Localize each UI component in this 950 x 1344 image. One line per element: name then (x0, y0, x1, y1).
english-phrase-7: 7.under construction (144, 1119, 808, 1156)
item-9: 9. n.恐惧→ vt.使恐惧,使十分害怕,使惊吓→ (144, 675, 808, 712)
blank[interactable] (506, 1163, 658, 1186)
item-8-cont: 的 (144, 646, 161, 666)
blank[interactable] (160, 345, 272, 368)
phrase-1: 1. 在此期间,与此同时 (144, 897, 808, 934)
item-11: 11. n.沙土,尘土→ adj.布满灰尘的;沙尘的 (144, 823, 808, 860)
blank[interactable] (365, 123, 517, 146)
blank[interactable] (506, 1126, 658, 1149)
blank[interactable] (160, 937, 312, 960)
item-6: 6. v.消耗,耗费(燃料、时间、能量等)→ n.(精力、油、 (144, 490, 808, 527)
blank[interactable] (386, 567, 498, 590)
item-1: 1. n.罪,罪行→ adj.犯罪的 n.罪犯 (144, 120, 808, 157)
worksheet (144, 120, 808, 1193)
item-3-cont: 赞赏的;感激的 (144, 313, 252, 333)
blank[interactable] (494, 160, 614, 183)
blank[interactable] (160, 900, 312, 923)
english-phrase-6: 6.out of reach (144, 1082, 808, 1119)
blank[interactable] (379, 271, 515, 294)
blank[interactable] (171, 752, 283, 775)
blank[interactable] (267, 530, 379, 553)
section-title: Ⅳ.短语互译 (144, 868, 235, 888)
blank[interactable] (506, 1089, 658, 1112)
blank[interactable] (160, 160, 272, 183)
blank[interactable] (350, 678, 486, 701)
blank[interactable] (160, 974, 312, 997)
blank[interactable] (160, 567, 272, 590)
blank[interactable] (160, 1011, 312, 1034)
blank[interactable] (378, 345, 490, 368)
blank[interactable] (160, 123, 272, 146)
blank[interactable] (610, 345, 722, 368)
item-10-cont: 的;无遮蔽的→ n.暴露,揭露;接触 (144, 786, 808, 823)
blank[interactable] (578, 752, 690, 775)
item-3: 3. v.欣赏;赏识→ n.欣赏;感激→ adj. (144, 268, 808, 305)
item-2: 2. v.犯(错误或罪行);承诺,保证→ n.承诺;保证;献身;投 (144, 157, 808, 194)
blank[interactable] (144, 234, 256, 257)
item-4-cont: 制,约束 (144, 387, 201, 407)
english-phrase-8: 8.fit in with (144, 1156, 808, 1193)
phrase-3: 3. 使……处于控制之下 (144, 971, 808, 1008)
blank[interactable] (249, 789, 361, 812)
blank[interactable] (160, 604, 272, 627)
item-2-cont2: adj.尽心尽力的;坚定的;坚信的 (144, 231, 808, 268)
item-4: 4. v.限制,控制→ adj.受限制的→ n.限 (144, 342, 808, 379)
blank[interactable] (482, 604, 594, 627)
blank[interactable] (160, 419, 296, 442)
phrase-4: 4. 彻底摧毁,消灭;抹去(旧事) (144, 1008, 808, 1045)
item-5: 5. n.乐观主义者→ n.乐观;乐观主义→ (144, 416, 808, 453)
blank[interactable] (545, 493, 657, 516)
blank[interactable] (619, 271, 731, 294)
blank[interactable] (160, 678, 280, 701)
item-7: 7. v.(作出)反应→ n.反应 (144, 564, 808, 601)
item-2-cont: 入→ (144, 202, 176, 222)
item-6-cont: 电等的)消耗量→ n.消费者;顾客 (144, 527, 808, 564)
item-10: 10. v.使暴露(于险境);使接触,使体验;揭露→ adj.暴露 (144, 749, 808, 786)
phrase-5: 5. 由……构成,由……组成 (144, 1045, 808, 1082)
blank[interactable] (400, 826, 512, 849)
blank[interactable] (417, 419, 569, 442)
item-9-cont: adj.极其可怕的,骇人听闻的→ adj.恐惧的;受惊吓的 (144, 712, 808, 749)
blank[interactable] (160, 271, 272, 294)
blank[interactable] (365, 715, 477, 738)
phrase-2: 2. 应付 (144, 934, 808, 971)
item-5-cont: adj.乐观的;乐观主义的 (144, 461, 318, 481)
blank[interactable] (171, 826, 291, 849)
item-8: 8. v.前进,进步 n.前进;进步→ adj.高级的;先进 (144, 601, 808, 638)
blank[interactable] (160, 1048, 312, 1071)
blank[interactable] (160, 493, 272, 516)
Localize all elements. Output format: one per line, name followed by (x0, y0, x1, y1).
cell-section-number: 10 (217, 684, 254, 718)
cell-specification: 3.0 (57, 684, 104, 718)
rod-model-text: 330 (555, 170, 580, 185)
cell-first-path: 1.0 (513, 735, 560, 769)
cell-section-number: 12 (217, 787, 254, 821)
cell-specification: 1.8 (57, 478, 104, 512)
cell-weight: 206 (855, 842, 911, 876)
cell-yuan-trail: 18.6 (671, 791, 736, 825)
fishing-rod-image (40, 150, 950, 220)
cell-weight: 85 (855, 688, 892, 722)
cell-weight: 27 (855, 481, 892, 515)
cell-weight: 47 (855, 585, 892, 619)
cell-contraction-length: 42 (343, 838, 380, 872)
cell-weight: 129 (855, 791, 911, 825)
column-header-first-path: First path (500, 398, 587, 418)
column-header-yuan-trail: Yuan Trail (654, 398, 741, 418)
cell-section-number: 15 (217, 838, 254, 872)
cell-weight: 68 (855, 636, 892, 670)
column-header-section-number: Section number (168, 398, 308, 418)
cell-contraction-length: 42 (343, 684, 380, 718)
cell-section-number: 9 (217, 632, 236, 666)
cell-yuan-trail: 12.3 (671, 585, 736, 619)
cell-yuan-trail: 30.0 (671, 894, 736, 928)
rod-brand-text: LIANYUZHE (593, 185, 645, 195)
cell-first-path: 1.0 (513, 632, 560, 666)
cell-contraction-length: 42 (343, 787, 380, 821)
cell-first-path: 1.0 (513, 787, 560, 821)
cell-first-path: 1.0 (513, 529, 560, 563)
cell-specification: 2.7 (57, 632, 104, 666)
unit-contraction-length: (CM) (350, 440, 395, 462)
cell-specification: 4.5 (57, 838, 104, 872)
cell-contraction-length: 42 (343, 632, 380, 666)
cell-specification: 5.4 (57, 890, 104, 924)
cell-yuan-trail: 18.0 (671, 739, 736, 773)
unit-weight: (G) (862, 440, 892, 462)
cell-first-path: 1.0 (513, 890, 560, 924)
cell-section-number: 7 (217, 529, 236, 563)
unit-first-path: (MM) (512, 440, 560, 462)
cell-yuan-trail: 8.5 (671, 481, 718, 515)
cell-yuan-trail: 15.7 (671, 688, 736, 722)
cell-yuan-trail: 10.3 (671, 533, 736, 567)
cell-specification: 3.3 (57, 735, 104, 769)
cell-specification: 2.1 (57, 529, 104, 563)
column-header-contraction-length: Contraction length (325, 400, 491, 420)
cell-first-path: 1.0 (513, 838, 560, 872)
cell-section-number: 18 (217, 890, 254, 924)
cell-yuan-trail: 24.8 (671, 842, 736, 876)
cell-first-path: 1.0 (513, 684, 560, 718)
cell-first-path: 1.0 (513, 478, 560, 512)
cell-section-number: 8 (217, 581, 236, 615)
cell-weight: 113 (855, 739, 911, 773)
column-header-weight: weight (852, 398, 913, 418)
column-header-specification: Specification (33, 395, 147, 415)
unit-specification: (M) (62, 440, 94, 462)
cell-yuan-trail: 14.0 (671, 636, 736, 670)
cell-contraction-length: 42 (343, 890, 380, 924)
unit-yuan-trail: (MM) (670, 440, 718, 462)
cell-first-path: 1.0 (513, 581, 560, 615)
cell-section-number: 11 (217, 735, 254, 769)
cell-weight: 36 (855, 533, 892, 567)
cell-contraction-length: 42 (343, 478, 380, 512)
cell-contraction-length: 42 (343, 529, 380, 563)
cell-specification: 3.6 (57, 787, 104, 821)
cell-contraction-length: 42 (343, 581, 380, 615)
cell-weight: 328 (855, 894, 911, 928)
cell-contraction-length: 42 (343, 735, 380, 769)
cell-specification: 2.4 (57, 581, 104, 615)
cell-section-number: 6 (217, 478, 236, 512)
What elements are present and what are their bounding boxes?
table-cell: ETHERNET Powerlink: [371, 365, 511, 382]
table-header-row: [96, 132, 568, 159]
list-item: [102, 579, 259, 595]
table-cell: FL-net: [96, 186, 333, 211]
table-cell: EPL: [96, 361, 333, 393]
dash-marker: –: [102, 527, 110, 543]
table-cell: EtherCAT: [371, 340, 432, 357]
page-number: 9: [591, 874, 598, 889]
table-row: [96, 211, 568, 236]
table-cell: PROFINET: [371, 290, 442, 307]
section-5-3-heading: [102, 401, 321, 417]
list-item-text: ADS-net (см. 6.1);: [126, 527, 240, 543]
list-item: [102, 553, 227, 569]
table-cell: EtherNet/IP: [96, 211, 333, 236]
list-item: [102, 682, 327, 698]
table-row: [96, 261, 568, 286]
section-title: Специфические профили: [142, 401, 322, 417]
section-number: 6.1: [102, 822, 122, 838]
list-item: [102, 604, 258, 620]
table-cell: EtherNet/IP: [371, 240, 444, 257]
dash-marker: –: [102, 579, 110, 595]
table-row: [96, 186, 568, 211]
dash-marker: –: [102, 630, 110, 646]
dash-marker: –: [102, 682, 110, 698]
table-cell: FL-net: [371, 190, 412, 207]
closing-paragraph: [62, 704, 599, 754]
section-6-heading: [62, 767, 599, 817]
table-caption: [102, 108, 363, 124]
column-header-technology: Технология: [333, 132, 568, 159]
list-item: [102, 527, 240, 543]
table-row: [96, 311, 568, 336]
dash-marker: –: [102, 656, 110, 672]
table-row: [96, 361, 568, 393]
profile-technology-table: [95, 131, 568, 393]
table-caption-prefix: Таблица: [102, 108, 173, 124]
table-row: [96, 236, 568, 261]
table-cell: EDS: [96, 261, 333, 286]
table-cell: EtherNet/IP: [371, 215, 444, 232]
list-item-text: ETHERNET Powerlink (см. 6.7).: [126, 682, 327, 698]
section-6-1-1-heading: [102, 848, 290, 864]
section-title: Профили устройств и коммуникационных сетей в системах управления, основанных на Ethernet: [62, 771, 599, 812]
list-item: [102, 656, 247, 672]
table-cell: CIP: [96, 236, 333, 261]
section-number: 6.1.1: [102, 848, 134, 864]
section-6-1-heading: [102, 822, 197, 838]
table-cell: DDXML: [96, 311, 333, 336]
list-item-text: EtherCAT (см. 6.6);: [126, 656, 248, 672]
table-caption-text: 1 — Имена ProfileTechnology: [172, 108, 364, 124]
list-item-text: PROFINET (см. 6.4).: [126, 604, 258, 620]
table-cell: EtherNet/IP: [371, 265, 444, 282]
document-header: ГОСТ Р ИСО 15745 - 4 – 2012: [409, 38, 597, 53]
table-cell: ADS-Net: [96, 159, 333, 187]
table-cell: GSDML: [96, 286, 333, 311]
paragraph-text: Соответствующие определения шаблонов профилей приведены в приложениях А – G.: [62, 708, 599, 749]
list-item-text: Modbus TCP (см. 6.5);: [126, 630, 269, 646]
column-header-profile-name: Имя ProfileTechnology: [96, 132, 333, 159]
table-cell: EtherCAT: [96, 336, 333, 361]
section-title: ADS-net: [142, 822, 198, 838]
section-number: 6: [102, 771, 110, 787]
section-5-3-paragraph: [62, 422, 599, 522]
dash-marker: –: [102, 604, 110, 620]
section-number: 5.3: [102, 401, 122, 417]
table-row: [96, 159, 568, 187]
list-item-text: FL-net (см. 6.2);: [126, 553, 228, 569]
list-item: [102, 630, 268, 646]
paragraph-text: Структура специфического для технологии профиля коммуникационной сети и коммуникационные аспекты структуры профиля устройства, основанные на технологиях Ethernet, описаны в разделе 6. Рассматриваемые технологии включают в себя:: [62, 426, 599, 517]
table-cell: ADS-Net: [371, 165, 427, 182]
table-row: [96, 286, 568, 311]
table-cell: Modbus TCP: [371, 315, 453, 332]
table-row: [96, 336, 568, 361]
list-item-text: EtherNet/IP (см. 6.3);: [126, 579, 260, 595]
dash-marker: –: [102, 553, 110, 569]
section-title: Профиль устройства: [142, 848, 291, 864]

◇ ◇ ◇

§ **EXERCISE BRIEF**
Rewrite the lines from the start through the line containing "blank[interactable] (160, 567, 272, 590)", substituting "exercise sheet" for "worksheet" and leaving all else unchanged.

§ **PROBLEM SOLUTION**
Localize each UI component in this 950 x 1344 image. One line per element: name then (x0, y0, x1, y1).
english-phrase-7: 7.under construction (144, 1119, 808, 1156)
item-9: 9. n.恐惧→ vt.使恐惧,使十分害怕,使惊吓→ (144, 675, 808, 712)
blank[interactable] (506, 1163, 658, 1186)
item-8-cont: 的 (144, 646, 161, 666)
blank[interactable] (160, 345, 272, 368)
phrase-1: 1. 在此期间,与此同时 (144, 897, 808, 934)
item-11: 11. n.沙土,尘土→ adj.布满灰尘的;沙尘的 (144, 823, 808, 860)
blank[interactable] (365, 123, 517, 146)
blank[interactable] (506, 1126, 658, 1149)
blank[interactable] (160, 937, 312, 960)
item-6: 6. v.消耗,耗费(燃料、时间、能量等)→ n.(精力、油、 (144, 490, 808, 527)
blank[interactable] (386, 567, 498, 590)
item-1: 1. n.罪,罪行→ adj.犯罪的 n.罪犯 (144, 120, 808, 157)
exercise sheet (144, 120, 808, 1193)
item-3-cont: 赞赏的;感激的 (144, 313, 252, 333)
blank[interactable] (494, 160, 614, 183)
blank[interactable] (160, 900, 312, 923)
english-phrase-6: 6.out of reach (144, 1082, 808, 1119)
blank[interactable] (379, 271, 515, 294)
blank[interactable] (171, 752, 283, 775)
blank[interactable] (267, 530, 379, 553)
section-title: Ⅳ.短语互译 (144, 868, 235, 888)
blank[interactable] (506, 1089, 658, 1112)
blank[interactable] (160, 160, 272, 183)
blank[interactable] (350, 678, 486, 701)
blank[interactable] (160, 974, 312, 997)
blank[interactable] (160, 567, 272, 590)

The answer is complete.